** BEGIN Input **

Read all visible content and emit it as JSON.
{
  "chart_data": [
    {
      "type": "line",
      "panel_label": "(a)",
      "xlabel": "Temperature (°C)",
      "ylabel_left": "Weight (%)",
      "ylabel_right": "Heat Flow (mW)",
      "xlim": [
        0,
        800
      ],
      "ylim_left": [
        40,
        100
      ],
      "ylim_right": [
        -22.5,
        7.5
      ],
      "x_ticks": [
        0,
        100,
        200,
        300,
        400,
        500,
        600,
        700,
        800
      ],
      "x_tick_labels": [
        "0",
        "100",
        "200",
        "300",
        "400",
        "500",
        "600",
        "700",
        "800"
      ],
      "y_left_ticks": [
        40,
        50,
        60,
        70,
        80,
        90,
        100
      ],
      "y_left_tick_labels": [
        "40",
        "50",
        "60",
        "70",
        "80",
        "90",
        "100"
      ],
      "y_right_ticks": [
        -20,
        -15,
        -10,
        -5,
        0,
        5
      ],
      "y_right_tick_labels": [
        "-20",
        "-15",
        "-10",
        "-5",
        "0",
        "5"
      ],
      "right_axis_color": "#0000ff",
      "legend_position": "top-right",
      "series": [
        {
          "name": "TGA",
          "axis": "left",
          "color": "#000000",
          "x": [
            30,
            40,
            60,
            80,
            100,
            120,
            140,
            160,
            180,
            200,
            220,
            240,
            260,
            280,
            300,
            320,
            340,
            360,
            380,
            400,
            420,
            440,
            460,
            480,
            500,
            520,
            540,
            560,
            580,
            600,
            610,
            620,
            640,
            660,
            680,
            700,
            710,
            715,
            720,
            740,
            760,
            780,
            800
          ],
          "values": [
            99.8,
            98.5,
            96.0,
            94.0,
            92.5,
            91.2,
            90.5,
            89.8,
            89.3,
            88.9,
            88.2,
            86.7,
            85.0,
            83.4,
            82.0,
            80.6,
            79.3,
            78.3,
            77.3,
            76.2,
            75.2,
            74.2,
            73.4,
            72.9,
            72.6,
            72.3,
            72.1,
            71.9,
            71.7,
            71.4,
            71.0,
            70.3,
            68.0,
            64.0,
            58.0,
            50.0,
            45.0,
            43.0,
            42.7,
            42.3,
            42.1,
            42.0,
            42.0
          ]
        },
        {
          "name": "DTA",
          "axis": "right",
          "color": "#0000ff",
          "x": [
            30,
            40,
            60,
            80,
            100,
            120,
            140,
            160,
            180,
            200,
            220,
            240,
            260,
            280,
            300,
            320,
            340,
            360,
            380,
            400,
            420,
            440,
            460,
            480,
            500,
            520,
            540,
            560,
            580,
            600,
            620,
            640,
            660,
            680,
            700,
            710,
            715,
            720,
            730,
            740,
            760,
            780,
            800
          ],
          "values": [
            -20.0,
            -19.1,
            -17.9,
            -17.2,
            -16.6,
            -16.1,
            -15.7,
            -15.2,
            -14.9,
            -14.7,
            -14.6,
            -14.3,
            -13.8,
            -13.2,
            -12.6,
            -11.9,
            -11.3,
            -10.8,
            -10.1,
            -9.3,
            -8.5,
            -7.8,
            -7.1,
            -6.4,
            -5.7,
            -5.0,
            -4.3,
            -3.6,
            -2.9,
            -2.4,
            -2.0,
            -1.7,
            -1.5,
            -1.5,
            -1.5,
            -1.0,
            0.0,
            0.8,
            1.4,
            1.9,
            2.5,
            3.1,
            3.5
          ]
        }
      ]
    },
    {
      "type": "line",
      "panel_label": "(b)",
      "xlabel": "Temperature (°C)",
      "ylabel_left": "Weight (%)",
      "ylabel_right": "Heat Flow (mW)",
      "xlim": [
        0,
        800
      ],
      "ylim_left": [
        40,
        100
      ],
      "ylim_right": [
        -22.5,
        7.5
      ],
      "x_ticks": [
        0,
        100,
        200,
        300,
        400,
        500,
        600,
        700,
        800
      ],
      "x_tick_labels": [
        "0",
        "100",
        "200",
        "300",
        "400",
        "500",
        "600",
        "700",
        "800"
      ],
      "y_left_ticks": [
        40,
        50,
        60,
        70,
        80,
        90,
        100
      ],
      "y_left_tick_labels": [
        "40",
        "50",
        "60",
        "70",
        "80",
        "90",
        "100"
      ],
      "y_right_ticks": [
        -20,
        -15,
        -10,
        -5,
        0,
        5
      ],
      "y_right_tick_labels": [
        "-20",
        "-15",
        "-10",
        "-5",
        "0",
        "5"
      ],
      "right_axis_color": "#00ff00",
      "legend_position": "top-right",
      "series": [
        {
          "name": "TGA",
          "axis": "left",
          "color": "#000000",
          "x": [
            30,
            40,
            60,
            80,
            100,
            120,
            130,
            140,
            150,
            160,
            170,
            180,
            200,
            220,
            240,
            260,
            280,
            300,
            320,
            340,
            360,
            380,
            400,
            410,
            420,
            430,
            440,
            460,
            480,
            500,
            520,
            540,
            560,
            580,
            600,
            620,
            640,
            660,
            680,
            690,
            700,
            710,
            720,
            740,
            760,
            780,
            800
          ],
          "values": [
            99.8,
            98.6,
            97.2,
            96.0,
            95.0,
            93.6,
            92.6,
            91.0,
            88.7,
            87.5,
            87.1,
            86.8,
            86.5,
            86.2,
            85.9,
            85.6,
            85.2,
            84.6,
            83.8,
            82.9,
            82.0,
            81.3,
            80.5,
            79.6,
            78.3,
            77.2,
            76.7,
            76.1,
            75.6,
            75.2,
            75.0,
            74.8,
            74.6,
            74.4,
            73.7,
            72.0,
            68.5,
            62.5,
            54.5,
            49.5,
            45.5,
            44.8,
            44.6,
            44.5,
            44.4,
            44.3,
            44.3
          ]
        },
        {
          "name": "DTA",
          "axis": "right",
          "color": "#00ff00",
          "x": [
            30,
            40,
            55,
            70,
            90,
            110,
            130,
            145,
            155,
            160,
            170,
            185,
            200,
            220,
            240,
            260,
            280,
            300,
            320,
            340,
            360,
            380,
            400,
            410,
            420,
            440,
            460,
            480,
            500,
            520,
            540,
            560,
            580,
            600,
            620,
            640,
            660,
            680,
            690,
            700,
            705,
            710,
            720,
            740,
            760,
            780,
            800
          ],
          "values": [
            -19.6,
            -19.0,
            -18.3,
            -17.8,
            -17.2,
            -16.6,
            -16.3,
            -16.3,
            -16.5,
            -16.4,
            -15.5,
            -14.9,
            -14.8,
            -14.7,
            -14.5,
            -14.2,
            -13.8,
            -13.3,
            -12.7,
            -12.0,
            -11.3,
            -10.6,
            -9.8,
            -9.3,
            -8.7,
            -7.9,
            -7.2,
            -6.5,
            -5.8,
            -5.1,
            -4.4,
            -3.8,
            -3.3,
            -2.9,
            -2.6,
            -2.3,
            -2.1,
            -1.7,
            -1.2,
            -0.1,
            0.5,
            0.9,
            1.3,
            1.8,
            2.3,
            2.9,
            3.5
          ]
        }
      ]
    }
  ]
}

** END Input **

Stated exercise
Copy all the records above exactly, missing none.

Reply
Read all visible content and emit it as JSON.
{
  "chart_data": [
    {
      "type": "line",
      "panel_label": "(a)",
      "xlabel": "Temperature (°C)",
      "ylabel_left": "Weight (%)",
      "ylabel_right": "Heat Flow (mW)",
      "xlim": [
        0,
        800
      ],
      "ylim_left": [
        40,
        100
      ],
      "ylim_right": [
        -22.5,
        7.5
      ],
      "x_ticks": [
        0,
        100,
        200,
        300,
        400,
        500,
        600,
        700,
        800
      ],
      "x_tick_labels": [
        "0",
        "100",
        "200",
        "300",
        "400",
        "500",
        "600",
        "700",
        "800"
      ],
      "y_left_ticks": [
        40,
        50,
        60,
        70,
        80,
        90,
        100
      ],
      "y_left_tick_labels": [
        "40",
        "50",
        "60",
        "70",
        "80",
        "90",
        "100"
      ],
      "y_right_ticks": [
        -20,
        -15,
        -10,
        -5,
        0,
        5
      ],
      "y_right_tick_labels": [
        "-20",
        "-15",
        "-10",
        "-5",
        "0",
        "5"
      ],
      "right_axis_color": "#0000ff",
      "legend_position": "top-right",
      "series": [
        {
          "name": "TGA",
          "axis": "left",
          "color": "#000000",
          "x": [
            30,
            40,
            60,
            80,
            100,
            120,
            140,
            160,
            180,
            200,
            220,
            240,
            260,
            280,
            300,
            320,
            340,
            360,
            380,
            400,
            420,
            440,
            460,
            480,
            500,
            520,
            540,
            560,
            580,
            600,
            610,
            620,
            640,
            660,
            680,
            700,
            710,
            715,
            720,
            740,
            760,
            780,
            800
          ],
          "values": [
            99.8,
            98.5,
            96.0,
            94.0,
            92.5,
            91.2,
            90.5,
            89.8,
            89.3,
            88.9,
            88.2,
            86.7,
            85.0,
            83.4,
            82.0,
            80.6,
            79.3,
            78.3,
            77.3,
            76.2,
            75.2,
            74.2,
            73.4,
            72.9,
            72.6,
            72.3,
            72.1,
            71.9,
            71.7,
            71.4,
            71.0,
            70.3,
            68.0,
            64.0,
            58.0,
            50.0,
            45.0,
            43.0,
            42.7,
            42.3,
            42.1,
            42.0,
            42.0
          ]
        },
        {
          "name": "DTA",
          "axis": "right",
          "color": "#0000ff",
          "x": [
            30,
            40,
            60,
            80,
            100,
            120,
            140,
            160,
            180,
            200,
            220,
            240,
            260,
            280,
            300,
            320,
            340,
            360,
            380,
            400,
            420,
            440,
            460,
            480,
            500,
            520,
            540,
            560,
            580,
            600,
            620,
            640,
            660,
            680,
            700,
            710,
            715,
            720,
            730,
            740,
            760,
            780,
            800
          ],
          "values": [
            -20.0,
            -19.1,
            -17.9,
            -17.2,
            -16.6,
            -16.1,
            -15.7,
            -15.2,
            -14.9,
            -14.7,
            -14.6,
            -14.3,
            -13.8,
            -13.2,
            -12.6,
            -11.9,
            -11.3,
            -10.8,
            -10.1,
            -9.3,
            -8.5,
            -7.8,
            -7.1,
            -6.4,
            -5.7,
            -5.0,
            -4.3,
            -3.6,
            -2.9,
            -2.4,
            -2.0,
            -1.7,
            -1.5,
            -1.5,
            -1.5,
            -1.0,
            0.0,
            0.8,
            1.4,
            1.9,
            2.5,
            3.1,
            3.5
          ]
        }
      ]
    },
    {
      "type": "line",
      "panel_label": "(b)",
      "xlabel": "Temperature (°C)",
      "ylabel_left": "Weight (%)",
      "ylabel_right": "Heat Flow (mW)",
      "xlim": [
        0,
        800
      ],
      "ylim_left": [
        40,
        100
      ],
      "ylim_right": [
        -22.5,
        7.5
      ],
      "x_ticks": [
        0,
        100,
        200,
        300,
        400,
        500,
        600,
        700,
        800
      ],
      "x_tick_labels": [
        "0",
        "100",
        "200",
        "300",
        "400",
        "500",
        "600",
        "700",
        "800"
      ],
      "y_left_ticks": [
        40,
        50,
        60,
        70,
        80,
        90,
        100
      ],
      "y_left_tick_labels": [
        "40",
        "50",
        "60",
        "70",
        "80",
        "90",
        "100"
      ],
      "y_right_ticks": [
        -20,
        -15,
        -10,
        -5,
        0,
        5
      ],
      "y_right_tick_labels": [
        "-20",
        "-15",
        "-10",
        "-5",
        "0",
        "5"
      ],
      "right_axis_color": "#00ff00",
      "legend_position": "top-right",
      "series": [
        {
          "name": "TGA",
          "axis": "left",
          "color": "#000000",
          "x": [
            30,
            40,
            60,
            80,
            100,
            120,
            130,
            140,
            150,
            160,
            170,
            180,
            200,
            220,
            240,
            260,
            280,
            300,
            320,
            340,
            360,
            380,
            400,
            410,
            420,
            430,
            440,
            460,
            480,
            500,
            520,
            540,
            560,
            580,
            600,
            620,
            640,
            660,
            680,
            690,
            700,
            710,
            720,
            740,
            760,
            780,
            800
          ],
          "values": [
            99.8,
            98.6,
            97.2,
            96.0,
            95.0,
            93.6,
            92.6,
            91.0,
            88.7,
            87.5,
            87.1,
            86.8,
            86.5,
            86.2,
            85.9,
            85.6,
            85.2,
            84.6,
            83.8,
            82.9,
            82.0,
            81.3,
            80.5,
            79.6,
            78.3,
            77.2,
            76.7,
            76.1,
            75.6,
            75.2,
            75.0,
            74.8,
            74.6,
            74.4,
            73.7,
            72.0,
            68.5,
            62.5,
            54.5,
            49.5,
            45.5,
            44.8,
            44.6,
            44.5,
            44.4,
            44.3,
            44.3
          ]
        },
        {
          "name": "DTA",
          "axis": "right",
          "color": "#00ff00",
          "x": [
            30,
            40,
            55,
            70,
            90,
            110,
            130,
            145,
            155,
            160,
            170,
            185,
            200,
            220,
            240,
            260,
            280,
            300,
            320,
            340,
            360,
            380,
            400,
            410,
            420,
            440,
            460,
            480,
            500,
            520,
            540,
            560,
            580,
            600,
            620,
            640,
            660,
            680,
            690,
            700,
            705,
            710,
            720,
            740,
            760,
            780,
            800
          ],
          "values": [
            -19.6,
            -19.0,
            -18.3,
            -17.8,
            -17.2,
            -16.6,
            -16.3,
            -16.3,
            -16.5,
            -16.4,
            -15.5,
            -14.9,
            -14.8,
            -14.7,
            -14.5,
            -14.2,
            -13.8,
            -13.3,
            -12.7,
            -12.0,
            -11.3,
            -10.6,
            -9.8,
            -9.3,
            -8.7,
            -7.9,
            -7.2,
            -6.5,
            -5.8,
            -5.1,
            -4.4,
            -3.8,
            -3.3,
            -2.9,
            -2.6,
            -2.3,
            -2.1,
            -1.7,
            -1.2,
            -0.1,
            0.5,
            0.9,
            1.3,
            1.8,
            2.3,
            2.9,
            3.5
          ]
        }
      ]
    }
  ]
}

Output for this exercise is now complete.